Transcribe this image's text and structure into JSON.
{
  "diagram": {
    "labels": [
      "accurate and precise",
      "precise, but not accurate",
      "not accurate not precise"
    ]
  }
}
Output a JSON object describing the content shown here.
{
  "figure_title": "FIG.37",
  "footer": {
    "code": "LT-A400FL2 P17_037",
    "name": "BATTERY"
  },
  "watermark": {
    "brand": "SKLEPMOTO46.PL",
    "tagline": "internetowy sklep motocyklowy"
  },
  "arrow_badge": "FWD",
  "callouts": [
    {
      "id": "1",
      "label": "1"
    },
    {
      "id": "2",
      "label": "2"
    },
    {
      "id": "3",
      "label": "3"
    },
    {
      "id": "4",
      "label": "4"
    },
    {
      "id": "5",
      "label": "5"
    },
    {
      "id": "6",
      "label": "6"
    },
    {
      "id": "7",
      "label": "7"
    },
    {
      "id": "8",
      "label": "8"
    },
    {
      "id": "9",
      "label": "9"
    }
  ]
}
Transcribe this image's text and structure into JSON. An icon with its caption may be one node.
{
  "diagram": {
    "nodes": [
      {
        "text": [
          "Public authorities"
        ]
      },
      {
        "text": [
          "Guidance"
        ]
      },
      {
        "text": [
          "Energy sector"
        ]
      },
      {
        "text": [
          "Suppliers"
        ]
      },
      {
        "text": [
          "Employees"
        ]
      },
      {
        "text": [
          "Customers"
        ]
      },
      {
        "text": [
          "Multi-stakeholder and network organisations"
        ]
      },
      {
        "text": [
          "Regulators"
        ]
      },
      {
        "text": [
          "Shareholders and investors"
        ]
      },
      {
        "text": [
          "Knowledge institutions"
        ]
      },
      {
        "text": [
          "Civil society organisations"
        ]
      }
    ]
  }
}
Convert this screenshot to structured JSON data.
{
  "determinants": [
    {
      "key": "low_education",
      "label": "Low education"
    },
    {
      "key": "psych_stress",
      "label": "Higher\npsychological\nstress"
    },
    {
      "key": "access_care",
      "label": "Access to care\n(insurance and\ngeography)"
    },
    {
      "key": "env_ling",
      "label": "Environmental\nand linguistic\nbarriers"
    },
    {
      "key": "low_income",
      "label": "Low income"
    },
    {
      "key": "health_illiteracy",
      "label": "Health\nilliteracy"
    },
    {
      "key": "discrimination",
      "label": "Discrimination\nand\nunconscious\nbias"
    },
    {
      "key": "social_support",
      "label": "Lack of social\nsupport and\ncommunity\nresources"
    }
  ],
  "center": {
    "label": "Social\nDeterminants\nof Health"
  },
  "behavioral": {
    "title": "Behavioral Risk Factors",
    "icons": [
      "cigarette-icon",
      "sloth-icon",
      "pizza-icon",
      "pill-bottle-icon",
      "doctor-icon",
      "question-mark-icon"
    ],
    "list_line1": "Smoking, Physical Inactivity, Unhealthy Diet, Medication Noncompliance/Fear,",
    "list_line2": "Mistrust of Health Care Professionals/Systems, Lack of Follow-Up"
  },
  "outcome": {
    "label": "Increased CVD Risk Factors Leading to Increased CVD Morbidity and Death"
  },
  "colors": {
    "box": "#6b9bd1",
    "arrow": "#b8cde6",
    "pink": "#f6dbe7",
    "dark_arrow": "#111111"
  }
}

• **WHAT IS EXPECTED**:
Return every line in the listing that contains the word "Transcribe".

• **WRITTEN SOLUTION**:
Transcribe this image's text and structure into JSON.
Transcribe this image's text and structure into JSON. An icon with its caption may be one node.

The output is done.